- Data for this task
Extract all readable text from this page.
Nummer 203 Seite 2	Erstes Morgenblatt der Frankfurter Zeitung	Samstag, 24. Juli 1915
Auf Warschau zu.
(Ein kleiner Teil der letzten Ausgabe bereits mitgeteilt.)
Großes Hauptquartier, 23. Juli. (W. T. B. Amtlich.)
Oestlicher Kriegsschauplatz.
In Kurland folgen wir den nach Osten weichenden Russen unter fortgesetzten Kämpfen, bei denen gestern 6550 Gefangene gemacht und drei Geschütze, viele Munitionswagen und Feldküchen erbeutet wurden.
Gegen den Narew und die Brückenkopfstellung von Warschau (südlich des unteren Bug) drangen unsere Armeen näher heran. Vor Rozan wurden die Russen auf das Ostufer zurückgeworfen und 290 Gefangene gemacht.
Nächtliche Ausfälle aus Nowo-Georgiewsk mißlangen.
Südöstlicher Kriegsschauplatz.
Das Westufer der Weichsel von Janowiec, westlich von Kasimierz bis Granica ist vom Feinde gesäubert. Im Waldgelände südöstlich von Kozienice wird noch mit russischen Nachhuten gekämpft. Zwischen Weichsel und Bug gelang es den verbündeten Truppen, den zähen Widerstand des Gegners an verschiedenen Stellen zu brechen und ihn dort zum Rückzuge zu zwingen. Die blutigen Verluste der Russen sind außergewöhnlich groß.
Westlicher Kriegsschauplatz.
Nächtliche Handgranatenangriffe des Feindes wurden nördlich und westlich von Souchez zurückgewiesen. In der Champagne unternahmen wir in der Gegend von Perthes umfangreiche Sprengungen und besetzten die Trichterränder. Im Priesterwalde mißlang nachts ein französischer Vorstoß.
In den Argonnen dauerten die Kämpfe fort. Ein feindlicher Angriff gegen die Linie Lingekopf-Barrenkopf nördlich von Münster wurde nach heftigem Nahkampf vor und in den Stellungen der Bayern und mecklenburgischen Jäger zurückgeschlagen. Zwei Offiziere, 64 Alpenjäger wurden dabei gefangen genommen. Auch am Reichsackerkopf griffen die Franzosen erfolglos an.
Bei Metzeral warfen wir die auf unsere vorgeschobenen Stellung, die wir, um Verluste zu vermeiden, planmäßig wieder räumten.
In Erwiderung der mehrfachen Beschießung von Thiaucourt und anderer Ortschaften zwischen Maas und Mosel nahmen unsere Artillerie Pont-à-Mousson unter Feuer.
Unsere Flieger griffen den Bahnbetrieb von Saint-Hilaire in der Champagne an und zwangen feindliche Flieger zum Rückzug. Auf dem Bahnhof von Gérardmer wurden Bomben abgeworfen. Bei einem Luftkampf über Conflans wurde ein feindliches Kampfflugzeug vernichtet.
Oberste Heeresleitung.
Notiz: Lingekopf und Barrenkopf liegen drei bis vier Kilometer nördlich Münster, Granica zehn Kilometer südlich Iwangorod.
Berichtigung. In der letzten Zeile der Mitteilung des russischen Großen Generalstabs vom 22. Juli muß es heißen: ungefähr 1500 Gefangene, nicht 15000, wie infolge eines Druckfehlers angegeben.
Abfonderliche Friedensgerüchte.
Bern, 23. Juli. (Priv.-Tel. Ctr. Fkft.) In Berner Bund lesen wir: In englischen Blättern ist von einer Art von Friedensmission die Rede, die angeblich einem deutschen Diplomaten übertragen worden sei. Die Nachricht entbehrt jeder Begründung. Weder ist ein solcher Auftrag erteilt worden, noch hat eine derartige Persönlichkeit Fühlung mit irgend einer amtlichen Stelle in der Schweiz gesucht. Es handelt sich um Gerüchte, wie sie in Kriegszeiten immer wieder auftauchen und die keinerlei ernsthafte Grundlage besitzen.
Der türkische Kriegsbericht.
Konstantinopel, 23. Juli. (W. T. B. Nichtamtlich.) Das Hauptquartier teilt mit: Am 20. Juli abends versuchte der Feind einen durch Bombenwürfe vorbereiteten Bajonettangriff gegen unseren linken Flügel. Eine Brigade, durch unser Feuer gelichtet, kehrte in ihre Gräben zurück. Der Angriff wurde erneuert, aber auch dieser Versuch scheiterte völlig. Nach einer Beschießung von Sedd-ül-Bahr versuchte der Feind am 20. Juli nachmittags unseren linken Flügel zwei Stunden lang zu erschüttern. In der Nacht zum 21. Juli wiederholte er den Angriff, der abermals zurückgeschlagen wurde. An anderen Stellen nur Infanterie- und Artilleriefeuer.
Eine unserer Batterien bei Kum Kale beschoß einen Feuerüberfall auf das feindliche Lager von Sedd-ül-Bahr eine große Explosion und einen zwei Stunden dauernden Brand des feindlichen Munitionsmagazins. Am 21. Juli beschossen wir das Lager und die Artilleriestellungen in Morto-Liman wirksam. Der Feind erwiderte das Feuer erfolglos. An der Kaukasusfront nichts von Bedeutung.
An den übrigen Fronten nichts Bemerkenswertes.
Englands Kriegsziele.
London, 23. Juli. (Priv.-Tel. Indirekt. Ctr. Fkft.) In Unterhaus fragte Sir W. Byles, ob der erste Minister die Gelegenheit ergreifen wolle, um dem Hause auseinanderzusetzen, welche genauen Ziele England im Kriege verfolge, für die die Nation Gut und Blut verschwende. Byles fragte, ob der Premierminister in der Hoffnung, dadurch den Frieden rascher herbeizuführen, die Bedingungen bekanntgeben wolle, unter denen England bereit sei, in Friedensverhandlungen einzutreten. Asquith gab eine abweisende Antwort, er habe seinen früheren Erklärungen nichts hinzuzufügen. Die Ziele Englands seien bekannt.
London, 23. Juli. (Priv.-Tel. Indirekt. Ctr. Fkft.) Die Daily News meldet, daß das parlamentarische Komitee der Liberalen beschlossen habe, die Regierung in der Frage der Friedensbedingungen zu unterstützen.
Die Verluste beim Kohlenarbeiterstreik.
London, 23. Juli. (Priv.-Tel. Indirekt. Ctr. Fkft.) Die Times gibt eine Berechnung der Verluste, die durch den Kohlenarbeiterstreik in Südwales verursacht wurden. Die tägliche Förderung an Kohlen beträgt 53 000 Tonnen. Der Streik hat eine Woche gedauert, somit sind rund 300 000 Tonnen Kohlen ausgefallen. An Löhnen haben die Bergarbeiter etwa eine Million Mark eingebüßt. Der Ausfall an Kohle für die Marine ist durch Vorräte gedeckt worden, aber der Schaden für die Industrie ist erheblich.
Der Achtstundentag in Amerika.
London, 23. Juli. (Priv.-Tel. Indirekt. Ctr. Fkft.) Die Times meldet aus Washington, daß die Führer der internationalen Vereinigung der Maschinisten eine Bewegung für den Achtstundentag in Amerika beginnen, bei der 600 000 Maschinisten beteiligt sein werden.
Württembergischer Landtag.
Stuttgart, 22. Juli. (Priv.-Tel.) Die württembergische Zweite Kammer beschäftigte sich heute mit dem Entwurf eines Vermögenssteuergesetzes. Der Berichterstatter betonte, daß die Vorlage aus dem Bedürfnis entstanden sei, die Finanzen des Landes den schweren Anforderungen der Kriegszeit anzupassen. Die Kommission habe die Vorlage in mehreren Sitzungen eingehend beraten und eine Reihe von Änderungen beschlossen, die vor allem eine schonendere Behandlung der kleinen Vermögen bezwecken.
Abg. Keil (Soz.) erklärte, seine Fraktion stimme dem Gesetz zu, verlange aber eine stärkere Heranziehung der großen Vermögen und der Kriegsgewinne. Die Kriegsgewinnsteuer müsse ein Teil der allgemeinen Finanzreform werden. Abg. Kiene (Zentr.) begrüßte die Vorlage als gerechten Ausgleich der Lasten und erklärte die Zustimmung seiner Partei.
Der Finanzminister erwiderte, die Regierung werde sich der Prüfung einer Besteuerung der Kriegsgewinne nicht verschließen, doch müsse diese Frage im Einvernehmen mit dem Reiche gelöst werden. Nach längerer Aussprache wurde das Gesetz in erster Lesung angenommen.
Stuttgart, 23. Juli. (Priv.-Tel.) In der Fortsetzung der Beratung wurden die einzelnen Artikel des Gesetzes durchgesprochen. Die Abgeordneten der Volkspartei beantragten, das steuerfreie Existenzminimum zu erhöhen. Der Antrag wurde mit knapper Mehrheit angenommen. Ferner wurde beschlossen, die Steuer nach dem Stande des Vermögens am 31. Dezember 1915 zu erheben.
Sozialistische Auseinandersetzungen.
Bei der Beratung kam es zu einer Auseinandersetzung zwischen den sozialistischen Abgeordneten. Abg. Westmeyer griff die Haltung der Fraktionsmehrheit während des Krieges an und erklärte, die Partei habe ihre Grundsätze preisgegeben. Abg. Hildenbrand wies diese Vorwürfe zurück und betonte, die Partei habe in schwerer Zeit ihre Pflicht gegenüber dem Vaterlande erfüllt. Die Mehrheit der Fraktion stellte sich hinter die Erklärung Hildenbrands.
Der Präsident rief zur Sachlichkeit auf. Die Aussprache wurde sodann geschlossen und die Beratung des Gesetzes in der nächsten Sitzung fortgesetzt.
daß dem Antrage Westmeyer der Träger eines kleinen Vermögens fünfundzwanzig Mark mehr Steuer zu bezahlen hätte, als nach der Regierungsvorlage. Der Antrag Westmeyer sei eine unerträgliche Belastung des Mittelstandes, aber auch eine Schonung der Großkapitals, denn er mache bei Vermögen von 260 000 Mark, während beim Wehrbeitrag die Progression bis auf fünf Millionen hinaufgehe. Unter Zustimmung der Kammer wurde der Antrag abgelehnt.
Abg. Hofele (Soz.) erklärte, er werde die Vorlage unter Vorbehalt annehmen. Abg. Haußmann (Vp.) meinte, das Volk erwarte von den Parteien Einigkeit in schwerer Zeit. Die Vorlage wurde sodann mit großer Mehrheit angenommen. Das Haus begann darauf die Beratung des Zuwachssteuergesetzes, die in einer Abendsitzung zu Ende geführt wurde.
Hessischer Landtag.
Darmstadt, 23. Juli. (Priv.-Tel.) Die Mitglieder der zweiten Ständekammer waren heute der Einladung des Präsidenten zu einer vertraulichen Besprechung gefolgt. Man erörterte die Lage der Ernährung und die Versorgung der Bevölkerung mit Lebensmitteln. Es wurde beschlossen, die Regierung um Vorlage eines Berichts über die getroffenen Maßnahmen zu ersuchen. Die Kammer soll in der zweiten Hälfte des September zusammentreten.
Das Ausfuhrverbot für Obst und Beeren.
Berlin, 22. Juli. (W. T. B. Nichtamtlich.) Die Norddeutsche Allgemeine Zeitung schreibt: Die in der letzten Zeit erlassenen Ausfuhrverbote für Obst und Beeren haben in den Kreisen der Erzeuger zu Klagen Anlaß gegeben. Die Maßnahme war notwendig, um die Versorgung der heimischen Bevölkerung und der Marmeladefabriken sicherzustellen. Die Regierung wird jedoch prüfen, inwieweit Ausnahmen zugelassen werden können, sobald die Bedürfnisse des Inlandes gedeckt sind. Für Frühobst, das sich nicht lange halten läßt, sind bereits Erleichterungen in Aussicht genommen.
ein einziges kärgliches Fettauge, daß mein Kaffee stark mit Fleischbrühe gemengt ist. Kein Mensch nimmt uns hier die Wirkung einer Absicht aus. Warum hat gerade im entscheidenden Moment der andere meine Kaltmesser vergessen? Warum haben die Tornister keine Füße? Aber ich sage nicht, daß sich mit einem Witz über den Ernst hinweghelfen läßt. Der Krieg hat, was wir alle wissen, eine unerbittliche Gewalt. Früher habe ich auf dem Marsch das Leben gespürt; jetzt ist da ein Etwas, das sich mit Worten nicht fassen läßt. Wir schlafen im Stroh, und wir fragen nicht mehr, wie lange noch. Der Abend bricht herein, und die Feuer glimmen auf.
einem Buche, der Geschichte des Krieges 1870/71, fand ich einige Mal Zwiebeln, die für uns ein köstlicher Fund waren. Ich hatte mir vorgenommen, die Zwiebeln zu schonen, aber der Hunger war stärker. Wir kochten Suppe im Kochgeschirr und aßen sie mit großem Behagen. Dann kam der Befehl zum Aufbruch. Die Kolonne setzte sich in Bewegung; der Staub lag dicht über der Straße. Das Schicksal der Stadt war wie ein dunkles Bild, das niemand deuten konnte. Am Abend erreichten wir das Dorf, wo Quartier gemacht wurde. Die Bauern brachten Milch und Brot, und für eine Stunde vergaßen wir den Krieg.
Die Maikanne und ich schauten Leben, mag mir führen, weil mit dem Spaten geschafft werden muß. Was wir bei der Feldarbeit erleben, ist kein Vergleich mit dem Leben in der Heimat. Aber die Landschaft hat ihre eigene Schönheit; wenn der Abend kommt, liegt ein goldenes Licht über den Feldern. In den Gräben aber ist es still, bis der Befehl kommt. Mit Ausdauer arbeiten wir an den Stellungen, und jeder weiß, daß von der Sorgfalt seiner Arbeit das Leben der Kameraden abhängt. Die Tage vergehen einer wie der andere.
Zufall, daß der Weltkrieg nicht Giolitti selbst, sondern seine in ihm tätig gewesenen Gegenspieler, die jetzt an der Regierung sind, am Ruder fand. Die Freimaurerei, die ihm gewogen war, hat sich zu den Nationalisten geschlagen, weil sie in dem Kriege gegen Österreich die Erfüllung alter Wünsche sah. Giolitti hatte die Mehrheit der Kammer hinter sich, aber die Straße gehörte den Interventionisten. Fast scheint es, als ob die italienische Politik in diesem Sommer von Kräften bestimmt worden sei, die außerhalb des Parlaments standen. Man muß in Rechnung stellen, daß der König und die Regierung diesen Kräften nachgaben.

- Your task
The lines in the records above that include the word "gemacht" must be copied out.

- Solved problem
In Kurland folgen wir den nach Osten weichenden Russen unter fortgesetzten Kämpfen, bei denen gestern 6550 Gefangene gemacht und drei Geschütze, viele Munitionswagen und Feldküchen erbeutet wurden.
Gegen den Narew und die Brückenkopfstellung von Warschau (südlich des unteren Bug) drangen unsere Armeen näher heran. Vor Rozan wurden die Russen auf das Ostufer zurückgeworfen und 290 Gefangene gemacht.
einem Buche, der Geschichte des Krieges 1870/71, fand ich einige Mal Zwiebeln, die für uns ein köstlicher Fund waren. Ich hatte mir vorgenommen, die Zwiebeln zu schonen, aber der Hunger war stärker. Wir kochten Suppe im Kochgeschirr und aßen sie mit großem Behagen. Dann kam der Befehl zum Aufbruch. Die Kolonne setzte sich in Bewegung; der Staub lag dicht über der Straße. Das Schicksal der Stadt war wie ein dunkles Bild, das niemand deuten konnte. Am Abend erreichten wir das Dorf, wo Quartier gemacht wurde. Die Bauern brachten Milch und Brot, und für eine Stunde vergaßen wir den Krieg.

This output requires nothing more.